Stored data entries
================================

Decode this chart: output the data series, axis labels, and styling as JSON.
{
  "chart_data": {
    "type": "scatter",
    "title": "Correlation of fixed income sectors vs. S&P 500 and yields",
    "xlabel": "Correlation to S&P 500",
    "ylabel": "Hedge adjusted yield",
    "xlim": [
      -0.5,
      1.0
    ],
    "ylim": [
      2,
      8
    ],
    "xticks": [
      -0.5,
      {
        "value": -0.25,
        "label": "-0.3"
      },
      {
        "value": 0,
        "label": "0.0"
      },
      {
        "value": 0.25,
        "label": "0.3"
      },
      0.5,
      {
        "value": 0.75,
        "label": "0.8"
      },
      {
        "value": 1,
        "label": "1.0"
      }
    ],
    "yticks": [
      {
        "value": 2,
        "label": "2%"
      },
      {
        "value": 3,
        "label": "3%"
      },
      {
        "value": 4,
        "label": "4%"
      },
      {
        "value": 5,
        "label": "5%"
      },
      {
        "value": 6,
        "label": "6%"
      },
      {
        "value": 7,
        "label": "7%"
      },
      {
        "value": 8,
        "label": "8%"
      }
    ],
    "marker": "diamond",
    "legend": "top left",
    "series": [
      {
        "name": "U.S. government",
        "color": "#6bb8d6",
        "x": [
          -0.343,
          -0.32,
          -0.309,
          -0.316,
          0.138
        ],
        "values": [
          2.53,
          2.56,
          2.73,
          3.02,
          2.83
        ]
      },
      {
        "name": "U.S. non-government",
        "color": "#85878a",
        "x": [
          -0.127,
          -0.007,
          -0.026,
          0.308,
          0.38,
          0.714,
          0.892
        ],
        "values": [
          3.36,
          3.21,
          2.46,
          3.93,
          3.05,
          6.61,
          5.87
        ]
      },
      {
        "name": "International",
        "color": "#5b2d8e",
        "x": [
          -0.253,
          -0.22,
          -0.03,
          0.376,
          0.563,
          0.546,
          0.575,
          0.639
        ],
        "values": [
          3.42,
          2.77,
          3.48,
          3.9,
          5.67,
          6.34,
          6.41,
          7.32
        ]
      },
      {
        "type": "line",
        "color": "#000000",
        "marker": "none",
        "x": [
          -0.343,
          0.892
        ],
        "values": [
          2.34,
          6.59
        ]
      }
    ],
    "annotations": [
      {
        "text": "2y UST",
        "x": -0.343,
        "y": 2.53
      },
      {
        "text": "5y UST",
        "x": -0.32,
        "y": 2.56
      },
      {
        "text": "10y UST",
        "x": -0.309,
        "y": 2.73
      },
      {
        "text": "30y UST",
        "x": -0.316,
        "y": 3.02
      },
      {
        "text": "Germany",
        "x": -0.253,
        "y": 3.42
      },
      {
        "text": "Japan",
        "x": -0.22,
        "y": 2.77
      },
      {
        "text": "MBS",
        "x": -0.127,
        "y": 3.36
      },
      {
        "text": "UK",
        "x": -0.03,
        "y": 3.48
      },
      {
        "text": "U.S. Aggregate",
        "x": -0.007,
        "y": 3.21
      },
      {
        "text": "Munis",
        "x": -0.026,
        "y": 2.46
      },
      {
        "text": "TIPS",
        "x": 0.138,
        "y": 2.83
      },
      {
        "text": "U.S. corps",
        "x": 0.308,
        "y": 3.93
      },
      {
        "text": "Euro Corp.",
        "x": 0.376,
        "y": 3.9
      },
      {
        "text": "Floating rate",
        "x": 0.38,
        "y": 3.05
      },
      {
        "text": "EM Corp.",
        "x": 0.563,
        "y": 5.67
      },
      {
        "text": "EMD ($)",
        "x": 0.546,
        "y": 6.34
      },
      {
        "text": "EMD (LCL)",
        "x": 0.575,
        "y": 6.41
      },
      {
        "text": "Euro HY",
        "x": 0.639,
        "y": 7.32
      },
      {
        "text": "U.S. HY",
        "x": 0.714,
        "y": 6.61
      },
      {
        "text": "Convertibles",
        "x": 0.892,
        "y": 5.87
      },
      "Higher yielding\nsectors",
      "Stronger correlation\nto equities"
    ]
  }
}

================================

**What you have to do:**
Print every entry exactly as it appears.

**Task output:**
Decode this chart: output the data series, axis labels, and styling as JSON.
{
  "chart_data": {
    "type": "scatter",
    "title": "Correlation of fixed income sectors vs. S&P 500 and yields",
    "xlabel": "Correlation to S&P 500",
    "ylabel": "Hedge adjusted yield",
    "xlim": [
      -0.5,
      1.0
    ],
    "ylim": [
      2,
      8
    ],
    "xticks": [
      -0.5,
      {
        "value": -0.25,
        "label": "-0.3"
      },
      {
        "value": 0,
        "label": "0.0"
      },
      {
        "value": 0.25,
        "label": "0.3"
      },
      0.5,
      {
        "value": 0.75,
        "label": "0.8"
      },
      {
        "value": 1,
        "label": "1.0"
      }
    ],
    "yticks": [
      {
        "value": 2,
        "label": "2%"
      },
      {
        "value": 3,
        "label": "3%"
      },
      {
        "value": 4,
        "label": "4%"
      },
      {
        "value": 5,
        "label": "5%"
      },
      {
        "value": 6,
        "label": "6%"
      },
      {
        "value": 7,
        "label": "7%"
      },
      {
        "value": 8,
        "label": "8%"
      }
    ],
    "marker": "diamond",
    "legend": "top left",
    "series": [
      {
        "name": "U.S. government",
        "color": "#6bb8d6",
        "x": [
          -0.343,
          -0.32,
          -0.309,
          -0.316,
          0.138
        ],
        "values": [
          2.53,
          2.56,
          2.73,
          3.02,
          2.83
        ]
      },
      {
        "name": "U.S. non-government",
        "color": "#85878a",
        "x": [
          -0.127,
          -0.007,
          -0.026,
          0.308,
          0.38,
          0.714,
          0.892
        ],
        "values": [
          3.36,
          3.21,
          2.46,
          3.93,
          3.05,
          6.61,
          5.87
        ]
      },
      {
        "name": "International",
        "color": "#5b2d8e",
        "x": [
          -0.253,
          -0.22,
          -0.03,
          0.376,
          0.563,
          0.546,
          0.575,
          0.639
        ],
        "values": [
          3.42,
          2.77,
          3.48,
          3.9,
          5.67,
          6.34,
          6.41,
          7.32
        ]
      },
      {
        "type": "line",
        "color": "#000000",
        "marker": "none",
        "x": [
          -0.343,
          0.892
        ],
        "values": [
          2.34,
          6.59
        ]
      }
    ],
    "annotations": [
      {
        "text": "2y UST",
        "x": -0.343,
        "y": 2.53
      },
      {
        "text": "5y UST",
        "x": -0.32,
        "y": 2.56
      },
      {
        "text": "10y UST",
        "x": -0.309,
        "y": 2.73
      },
      {
        "text": "30y UST",
        "x": -0.316,
        "y": 3.02
      },
      {
        "text": "Germany",
        "x": -0.253,
        "y": 3.42
      },
      {
        "text": "Japan",
        "x": -0.22,
        "y": 2.77
      },
      {
        "text": "MBS",
        "x": -0.127,
        "y": 3.36
      },
      {
        "text": "UK",
        "x": -0.03,
        "y": 3.48
      },
      {
        "text": "U.S. Aggregate",
        "x": -0.007,
        "y": 3.21
      },
      {
        "text": "Munis",
        "x": -0.026,
        "y": 2.46
      },
      {
        "text": "TIPS",
        "x": 0.138,
        "y": 2.83
      },
      {
        "text": "U.S. corps",
        "x": 0.308,
        "y": 3.93
      },
      {
        "text": "Euro Corp.",
        "x": 0.376,
        "y": 3.9
      },
      {
        "text": "Floating rate",
        "x": 0.38,
        "y": 3.05
      },
      {
        "text": "EM Corp.",
        "x": 0.563,
        "y": 5.67
      },
      {
        "text": "EMD ($)",
        "x": 0.546,
        "y": 6.34
      },
      {
        "text": "EMD (LCL)",
        "x": 0.575,
        "y": 6.41
      },
      {
        "text": "Euro HY",
        "x": 0.639,
        "y": 7.32
      },
      {
        "text": "U.S. HY",
        "x": 0.714,
        "y": 6.61
      },
      {
        "text": "Convertibles",
        "x": 0.892,
        "y": 5.87
      },
      "Higher yielding\nsectors",
      "Stronger correlation\nto equities"
    ]
  }
}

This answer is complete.